#### Fragmento para leer
========================================================================

De ahí, de esa necesidad de
tejer, de componer, de dislocar, la referencia al caos y al equilibrio. Dos
collages que se completan, que se complementan. Los contrarios porque no lo son
del todo. El equilibrio, ese retrato de la Garbo , tan perfecto, tan hermoso que casi deja de
serlo, porque cuando uno lo mira advierte que es un equilibrio que remite a
fuerzas en tensión y, por tanto, susceptible de dejar de serlo en cualquier
momento. Y el caos, la fotografía de un James Dean que se sabe libre aunque a
su paso parezca que nada queda en su sitio. Ambos tienen su lugar. Porque ambos
se empeñan en querer ser. Porque ambos se rebelan contra la inercia de dejarse
ser. Pero uno sin el otro no se entiende. La frontera.
No puede comprenderse de
otro modo la singularidad de que alguien, tras perder a una hija, su única
hija, pueda escribir un libro como ‘Caperucita en Manhattan’, puro resplandor.
Esto es algo que sólo puede explicarse profesando una absoluta fe en el
lenguaje, capaz de llegar a los lugares más inverosímiles e irracionales de la
razón. Porque al contar (que es su escribir) esta moderna caperucita hablaba
con ella, inventando (no solo palabras, ‘farfalias’, las llama) un camino sin
tiempo ni espacio, sostenido en la fe de quien se juega en lo que habla dando
consistencia al milagro de que se hace llegar. Y llega.

========================================================================

#### Registros extraídos
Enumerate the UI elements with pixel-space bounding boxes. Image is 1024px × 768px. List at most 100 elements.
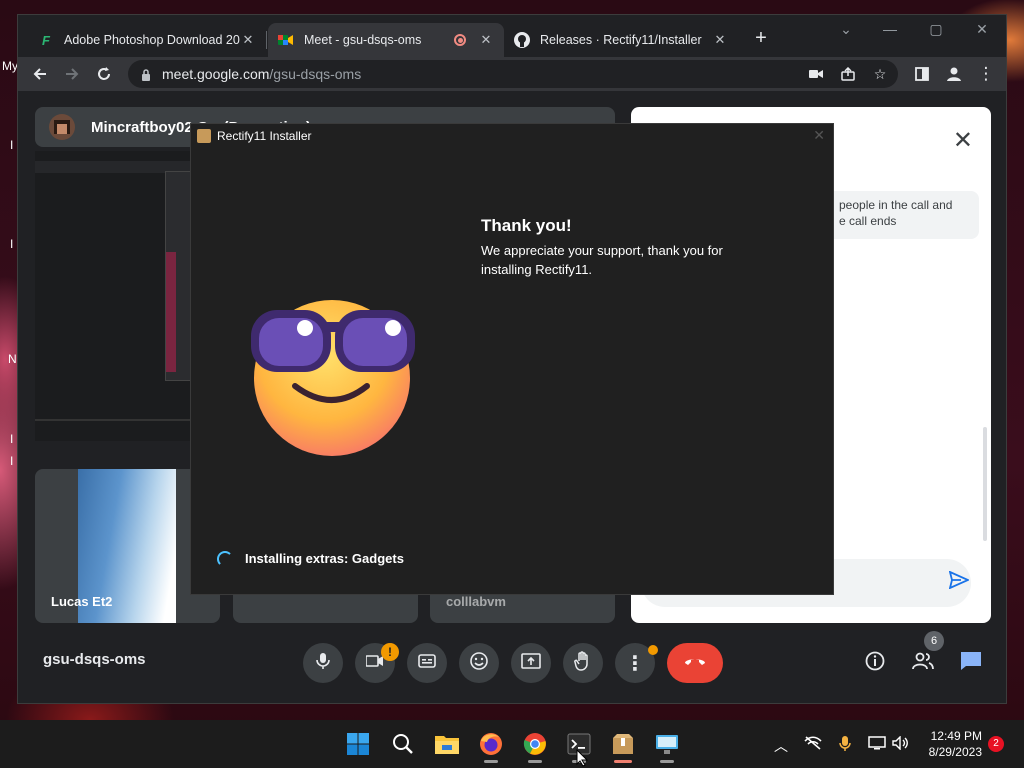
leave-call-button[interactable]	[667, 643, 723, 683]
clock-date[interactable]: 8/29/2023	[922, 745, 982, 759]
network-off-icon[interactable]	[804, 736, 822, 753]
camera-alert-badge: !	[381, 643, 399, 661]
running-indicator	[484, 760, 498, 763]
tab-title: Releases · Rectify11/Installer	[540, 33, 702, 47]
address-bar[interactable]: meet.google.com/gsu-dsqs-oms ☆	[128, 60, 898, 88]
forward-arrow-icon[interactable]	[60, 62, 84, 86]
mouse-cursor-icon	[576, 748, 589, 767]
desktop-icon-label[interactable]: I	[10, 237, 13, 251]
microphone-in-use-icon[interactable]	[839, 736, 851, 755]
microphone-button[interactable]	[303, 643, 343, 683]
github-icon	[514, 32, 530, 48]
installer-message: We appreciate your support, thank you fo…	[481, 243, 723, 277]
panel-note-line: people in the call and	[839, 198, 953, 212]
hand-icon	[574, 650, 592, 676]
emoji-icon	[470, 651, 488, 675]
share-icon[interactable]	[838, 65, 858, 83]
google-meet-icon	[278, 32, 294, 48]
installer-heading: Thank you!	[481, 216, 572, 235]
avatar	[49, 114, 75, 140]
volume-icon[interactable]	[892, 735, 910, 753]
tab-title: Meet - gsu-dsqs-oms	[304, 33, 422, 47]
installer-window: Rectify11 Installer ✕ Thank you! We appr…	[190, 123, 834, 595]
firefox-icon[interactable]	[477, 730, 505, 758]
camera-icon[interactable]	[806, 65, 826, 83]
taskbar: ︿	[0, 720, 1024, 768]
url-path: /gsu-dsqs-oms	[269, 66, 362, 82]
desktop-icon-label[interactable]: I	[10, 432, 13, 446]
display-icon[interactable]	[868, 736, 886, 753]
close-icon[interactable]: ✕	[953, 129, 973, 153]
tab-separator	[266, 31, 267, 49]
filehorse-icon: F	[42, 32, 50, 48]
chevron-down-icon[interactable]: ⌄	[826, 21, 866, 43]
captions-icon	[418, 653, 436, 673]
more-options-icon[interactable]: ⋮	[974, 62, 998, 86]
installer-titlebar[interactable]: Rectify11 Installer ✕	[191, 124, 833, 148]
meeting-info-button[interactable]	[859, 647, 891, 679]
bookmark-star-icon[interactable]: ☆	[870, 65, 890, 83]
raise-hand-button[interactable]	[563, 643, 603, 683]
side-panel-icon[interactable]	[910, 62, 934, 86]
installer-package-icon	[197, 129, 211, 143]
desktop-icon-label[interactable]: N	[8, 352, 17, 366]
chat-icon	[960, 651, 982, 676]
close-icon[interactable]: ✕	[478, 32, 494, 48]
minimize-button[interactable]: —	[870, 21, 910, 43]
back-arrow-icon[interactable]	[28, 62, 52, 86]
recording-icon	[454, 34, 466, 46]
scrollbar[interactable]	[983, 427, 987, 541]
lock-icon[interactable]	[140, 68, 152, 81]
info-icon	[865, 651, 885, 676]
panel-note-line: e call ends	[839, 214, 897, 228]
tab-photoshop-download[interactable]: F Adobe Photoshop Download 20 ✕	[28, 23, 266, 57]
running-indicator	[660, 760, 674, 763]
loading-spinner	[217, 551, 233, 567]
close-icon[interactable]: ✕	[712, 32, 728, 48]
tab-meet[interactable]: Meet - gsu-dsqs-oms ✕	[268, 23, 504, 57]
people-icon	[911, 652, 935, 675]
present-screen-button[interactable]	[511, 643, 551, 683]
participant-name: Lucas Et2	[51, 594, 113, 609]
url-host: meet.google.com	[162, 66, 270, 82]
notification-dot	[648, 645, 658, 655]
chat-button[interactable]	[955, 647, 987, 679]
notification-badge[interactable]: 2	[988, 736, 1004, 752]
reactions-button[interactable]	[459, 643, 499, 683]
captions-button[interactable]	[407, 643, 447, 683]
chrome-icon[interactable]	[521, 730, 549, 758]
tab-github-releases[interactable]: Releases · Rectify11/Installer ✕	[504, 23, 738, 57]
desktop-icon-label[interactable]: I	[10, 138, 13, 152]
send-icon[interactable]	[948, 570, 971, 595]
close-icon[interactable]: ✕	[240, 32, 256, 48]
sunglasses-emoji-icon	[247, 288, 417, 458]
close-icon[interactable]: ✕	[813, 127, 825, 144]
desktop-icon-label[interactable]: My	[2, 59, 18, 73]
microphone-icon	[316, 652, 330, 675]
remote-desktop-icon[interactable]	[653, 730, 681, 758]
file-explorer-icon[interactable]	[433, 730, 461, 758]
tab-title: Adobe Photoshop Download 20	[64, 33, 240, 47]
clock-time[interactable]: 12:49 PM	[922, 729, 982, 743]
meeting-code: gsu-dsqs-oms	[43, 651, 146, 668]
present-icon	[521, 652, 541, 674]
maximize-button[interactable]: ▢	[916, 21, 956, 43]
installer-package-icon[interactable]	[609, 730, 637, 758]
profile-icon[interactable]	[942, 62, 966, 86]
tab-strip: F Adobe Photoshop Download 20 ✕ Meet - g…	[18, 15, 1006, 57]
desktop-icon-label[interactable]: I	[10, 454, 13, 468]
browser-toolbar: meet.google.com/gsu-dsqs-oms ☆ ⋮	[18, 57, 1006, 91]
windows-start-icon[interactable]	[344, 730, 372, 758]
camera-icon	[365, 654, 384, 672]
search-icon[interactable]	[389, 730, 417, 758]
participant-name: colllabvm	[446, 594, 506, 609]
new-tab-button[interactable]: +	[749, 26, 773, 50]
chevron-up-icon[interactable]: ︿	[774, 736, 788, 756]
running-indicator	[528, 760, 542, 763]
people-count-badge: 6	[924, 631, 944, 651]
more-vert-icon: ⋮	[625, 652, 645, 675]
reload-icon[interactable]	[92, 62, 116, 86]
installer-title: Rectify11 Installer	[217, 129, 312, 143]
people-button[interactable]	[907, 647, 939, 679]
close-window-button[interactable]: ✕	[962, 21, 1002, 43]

========================================================================

#### Detalles de la tarea
Reproduzca sin cambios el pasaje del fragmento para leer que va desde "De ahí, de esa" hasta "Manhattan’, puro resplandor.".

#### Resultado de la tarea
De ahí, de esa necesidad de
tejer, de componer, de dislocar, la referencia al caos y al equilibrio. Dos
collages que se completan, que se complementan. Los contrarios porque no lo son
del todo. El equilibrio, ese retrato de la Garbo , tan perfecto, tan hermoso que casi deja de
serlo, porque cuando uno lo mira advierte que es un equilibrio que remite a
fuerzas en tensión y, por tanto, susceptible de dejar de serlo en cualquier
momento. Y el caos, la fotografía de un James Dean que se sabe libre aunque a
su paso parezca que nada queda en su sitio. Ambos tienen su lugar. Porque ambos
se empeñan en querer ser. Porque ambos se rebelan contra la inercia de dejarse
ser. Pero uno sin el otro no se entiende. La frontera.
No puede comprenderse de
otro modo la singularidad de que alguien, tras perder a una hija, su única
hija, pueda escribir un libro como ‘Caperucita en Manhattan’, puro resplandor.